> _What is being asked_
Look through the material below for "place". Copy every line that contains it.

— BEGIN Task material —

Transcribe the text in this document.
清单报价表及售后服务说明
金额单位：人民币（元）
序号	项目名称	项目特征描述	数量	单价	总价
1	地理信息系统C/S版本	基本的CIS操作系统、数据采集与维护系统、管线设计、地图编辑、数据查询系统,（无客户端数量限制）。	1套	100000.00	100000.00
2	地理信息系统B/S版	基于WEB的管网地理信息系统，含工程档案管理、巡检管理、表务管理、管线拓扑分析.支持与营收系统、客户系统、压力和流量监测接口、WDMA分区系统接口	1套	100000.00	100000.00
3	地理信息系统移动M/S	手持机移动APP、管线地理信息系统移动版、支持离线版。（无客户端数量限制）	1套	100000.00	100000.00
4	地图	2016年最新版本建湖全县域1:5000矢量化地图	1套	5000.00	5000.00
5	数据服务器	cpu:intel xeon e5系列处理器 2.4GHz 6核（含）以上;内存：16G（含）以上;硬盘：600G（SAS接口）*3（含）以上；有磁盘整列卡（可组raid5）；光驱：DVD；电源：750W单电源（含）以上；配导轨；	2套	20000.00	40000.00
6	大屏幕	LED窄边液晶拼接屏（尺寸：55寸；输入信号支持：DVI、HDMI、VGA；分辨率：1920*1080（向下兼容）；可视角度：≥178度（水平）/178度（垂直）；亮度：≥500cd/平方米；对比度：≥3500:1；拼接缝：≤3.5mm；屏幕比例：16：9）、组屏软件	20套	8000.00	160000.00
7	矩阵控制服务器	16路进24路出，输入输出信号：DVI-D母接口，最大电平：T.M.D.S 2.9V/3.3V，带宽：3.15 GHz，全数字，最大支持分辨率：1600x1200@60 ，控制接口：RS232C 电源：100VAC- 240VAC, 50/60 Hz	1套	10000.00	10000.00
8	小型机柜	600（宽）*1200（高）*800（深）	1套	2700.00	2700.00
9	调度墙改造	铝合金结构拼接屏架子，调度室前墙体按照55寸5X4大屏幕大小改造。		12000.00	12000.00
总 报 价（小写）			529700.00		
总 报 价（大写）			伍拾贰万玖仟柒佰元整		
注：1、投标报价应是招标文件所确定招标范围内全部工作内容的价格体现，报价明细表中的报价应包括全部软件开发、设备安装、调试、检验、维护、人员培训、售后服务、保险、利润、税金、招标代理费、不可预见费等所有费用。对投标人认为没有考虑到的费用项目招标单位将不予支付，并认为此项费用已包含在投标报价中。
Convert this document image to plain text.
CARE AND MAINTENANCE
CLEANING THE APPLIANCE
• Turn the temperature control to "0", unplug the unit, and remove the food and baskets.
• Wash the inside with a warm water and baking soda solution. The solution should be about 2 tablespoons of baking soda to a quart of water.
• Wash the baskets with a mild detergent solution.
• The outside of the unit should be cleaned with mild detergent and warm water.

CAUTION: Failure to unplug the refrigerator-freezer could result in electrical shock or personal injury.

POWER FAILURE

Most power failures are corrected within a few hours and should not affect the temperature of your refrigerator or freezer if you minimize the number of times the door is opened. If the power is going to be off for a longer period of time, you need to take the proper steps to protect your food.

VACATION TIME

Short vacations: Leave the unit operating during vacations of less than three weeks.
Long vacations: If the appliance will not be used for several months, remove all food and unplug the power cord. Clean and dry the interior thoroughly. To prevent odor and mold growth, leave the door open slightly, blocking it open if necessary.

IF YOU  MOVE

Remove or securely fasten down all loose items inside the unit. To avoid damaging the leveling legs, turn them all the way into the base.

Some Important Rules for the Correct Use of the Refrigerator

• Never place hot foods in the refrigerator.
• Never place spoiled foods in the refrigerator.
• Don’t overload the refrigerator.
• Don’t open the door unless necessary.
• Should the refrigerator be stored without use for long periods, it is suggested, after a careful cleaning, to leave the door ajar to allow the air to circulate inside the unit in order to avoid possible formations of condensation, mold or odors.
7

— END Task material —

> _Reply_
• Never place hot foods in the refrigerator.
• Never place spoiled foods in the refrigerator.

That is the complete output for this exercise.